• _What the task requires_
What you produce should be every line from the data that includes "neumonía".

• _Data supplied_
::::::::::

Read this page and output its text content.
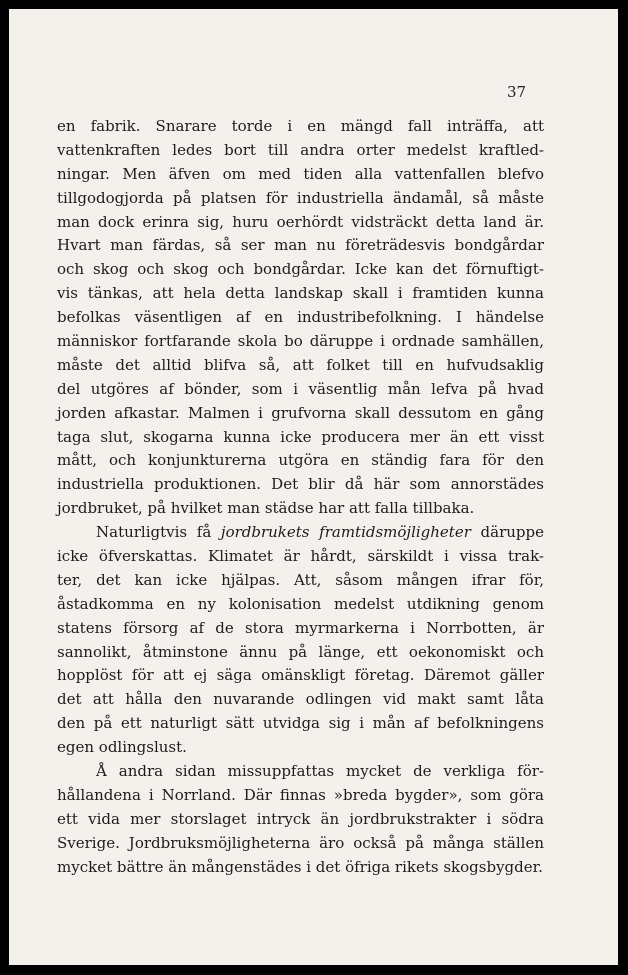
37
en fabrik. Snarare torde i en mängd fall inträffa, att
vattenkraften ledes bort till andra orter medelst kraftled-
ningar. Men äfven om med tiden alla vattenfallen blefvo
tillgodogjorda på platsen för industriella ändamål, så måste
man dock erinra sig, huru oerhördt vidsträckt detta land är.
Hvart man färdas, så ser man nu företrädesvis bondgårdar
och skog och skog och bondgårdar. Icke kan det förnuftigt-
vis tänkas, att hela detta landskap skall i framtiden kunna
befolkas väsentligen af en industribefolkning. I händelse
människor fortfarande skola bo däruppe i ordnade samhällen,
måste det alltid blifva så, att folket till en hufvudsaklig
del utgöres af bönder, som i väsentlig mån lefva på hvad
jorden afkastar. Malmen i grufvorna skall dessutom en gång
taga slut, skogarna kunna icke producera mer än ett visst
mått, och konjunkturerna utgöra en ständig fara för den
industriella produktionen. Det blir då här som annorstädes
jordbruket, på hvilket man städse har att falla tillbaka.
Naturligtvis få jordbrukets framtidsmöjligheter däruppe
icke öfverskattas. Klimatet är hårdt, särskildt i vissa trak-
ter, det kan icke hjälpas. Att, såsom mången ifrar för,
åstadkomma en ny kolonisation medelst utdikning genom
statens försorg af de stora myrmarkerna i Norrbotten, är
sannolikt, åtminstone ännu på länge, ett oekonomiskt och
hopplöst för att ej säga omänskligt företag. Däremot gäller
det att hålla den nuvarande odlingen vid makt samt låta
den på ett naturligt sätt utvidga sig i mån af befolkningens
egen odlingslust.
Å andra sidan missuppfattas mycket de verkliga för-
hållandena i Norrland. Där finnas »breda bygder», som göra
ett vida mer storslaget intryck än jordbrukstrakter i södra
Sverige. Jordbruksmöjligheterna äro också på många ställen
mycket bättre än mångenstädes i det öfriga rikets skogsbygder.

::::::::::

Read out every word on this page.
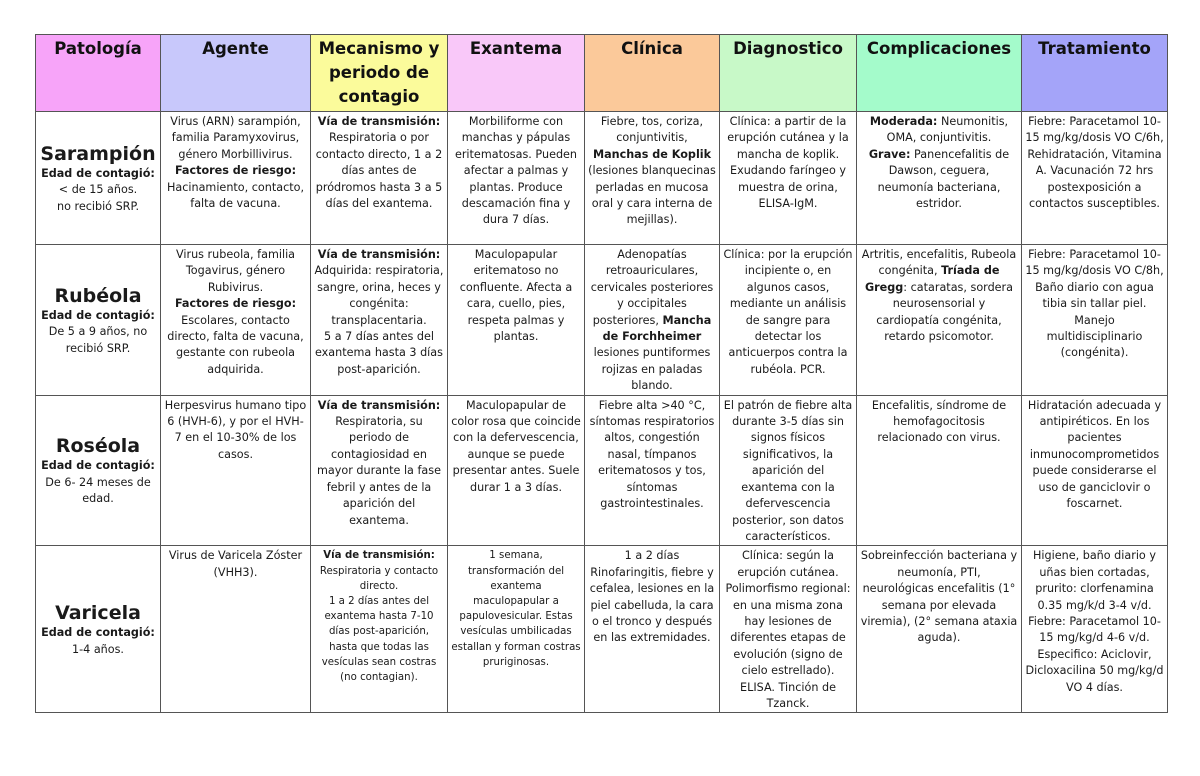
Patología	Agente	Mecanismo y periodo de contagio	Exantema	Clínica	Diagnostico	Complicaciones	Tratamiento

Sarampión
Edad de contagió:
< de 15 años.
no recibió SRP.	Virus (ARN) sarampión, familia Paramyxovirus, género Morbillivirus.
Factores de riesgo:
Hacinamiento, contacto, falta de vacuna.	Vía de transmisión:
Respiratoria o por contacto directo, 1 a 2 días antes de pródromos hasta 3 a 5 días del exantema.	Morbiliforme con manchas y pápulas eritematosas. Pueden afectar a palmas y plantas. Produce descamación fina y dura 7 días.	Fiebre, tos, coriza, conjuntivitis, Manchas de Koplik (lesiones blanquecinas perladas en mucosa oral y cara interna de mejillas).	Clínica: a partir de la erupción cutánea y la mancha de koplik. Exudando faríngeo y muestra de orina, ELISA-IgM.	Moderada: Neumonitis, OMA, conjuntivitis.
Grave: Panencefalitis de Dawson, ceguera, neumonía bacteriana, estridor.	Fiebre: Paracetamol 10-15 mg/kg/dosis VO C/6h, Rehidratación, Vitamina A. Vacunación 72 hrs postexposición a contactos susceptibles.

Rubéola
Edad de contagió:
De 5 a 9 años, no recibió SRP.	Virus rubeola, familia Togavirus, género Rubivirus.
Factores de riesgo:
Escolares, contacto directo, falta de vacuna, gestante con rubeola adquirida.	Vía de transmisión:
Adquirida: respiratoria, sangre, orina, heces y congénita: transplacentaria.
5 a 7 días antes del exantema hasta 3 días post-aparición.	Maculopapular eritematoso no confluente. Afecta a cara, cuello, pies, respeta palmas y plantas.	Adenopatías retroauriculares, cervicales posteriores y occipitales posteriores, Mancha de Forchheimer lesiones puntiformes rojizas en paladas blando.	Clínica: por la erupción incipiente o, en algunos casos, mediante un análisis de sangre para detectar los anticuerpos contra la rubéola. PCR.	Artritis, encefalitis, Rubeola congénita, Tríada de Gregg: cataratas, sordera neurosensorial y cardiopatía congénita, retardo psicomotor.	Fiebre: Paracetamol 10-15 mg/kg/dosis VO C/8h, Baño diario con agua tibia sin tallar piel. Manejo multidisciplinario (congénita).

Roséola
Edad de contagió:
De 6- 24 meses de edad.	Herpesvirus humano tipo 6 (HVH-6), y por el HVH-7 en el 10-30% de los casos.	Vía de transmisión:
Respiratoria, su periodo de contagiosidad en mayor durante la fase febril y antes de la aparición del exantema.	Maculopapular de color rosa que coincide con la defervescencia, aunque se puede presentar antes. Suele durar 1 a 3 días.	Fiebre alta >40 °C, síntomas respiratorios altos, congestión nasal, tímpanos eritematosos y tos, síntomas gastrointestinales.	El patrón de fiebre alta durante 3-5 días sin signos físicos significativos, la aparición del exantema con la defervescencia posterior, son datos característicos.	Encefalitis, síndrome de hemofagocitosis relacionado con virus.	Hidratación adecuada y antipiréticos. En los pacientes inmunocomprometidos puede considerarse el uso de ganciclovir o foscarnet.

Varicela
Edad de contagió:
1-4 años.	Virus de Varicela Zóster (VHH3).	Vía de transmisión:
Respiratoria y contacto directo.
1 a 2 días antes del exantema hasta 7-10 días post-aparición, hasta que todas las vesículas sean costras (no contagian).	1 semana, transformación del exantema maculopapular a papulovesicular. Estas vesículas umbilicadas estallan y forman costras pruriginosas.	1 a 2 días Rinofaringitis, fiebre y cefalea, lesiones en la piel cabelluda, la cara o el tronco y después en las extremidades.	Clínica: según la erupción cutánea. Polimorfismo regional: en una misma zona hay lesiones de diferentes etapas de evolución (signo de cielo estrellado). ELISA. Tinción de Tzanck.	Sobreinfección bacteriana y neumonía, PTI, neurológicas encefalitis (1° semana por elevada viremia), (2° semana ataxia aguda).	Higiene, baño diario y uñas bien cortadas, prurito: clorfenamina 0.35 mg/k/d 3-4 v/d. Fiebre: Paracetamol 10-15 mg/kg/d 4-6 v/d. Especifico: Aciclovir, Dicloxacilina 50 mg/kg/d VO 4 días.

::::::::::

• _Reply to the task_
Grave: Panencefalitis de Dawson, ceguera, neumonía bacteriana, estridor.	Fiebre: Paracetamol 10-15 mg/kg/dosis VO C/6h, Rehidratación, Vitamina A. Vacunación 72 hrs postexposición a contactos susceptibles.
1 a 2 días antes del exantema hasta 7-10 días post-aparición, hasta que todas las vesículas sean costras (no contagian).	1 semana, transformación del exantema maculopapular a papulovesicular. Estas vesículas umbilicadas estallan y forman costras pruriginosas.	1 a 2 días Rinofaringitis, fiebre y cefalea, lesiones en la piel cabelluda, la cara o el tronco y después en las extremidades.	Clínica: según la erupción cutánea. Polimorfismo regional: en una misma zona hay lesiones de diferentes etapas de evolución (signo de cielo estrellado). ELISA. Tinción de Tzanck.	Sobreinfección bacteriana y neumonía, PTI, neurológicas encefalitis (1° semana por elevada viremia), (2° semana ataxia aguda).	Higiene, baño diario y uñas bien cortadas, prurito: clorfenamina 0.35 mg/k/d 3-4 v/d. Fiebre: Paracetamol 10-15 mg/kg/d 4-6 v/d. Especifico: Aciclovir, Dicloxacilina 50 mg/kg/d VO 4 días.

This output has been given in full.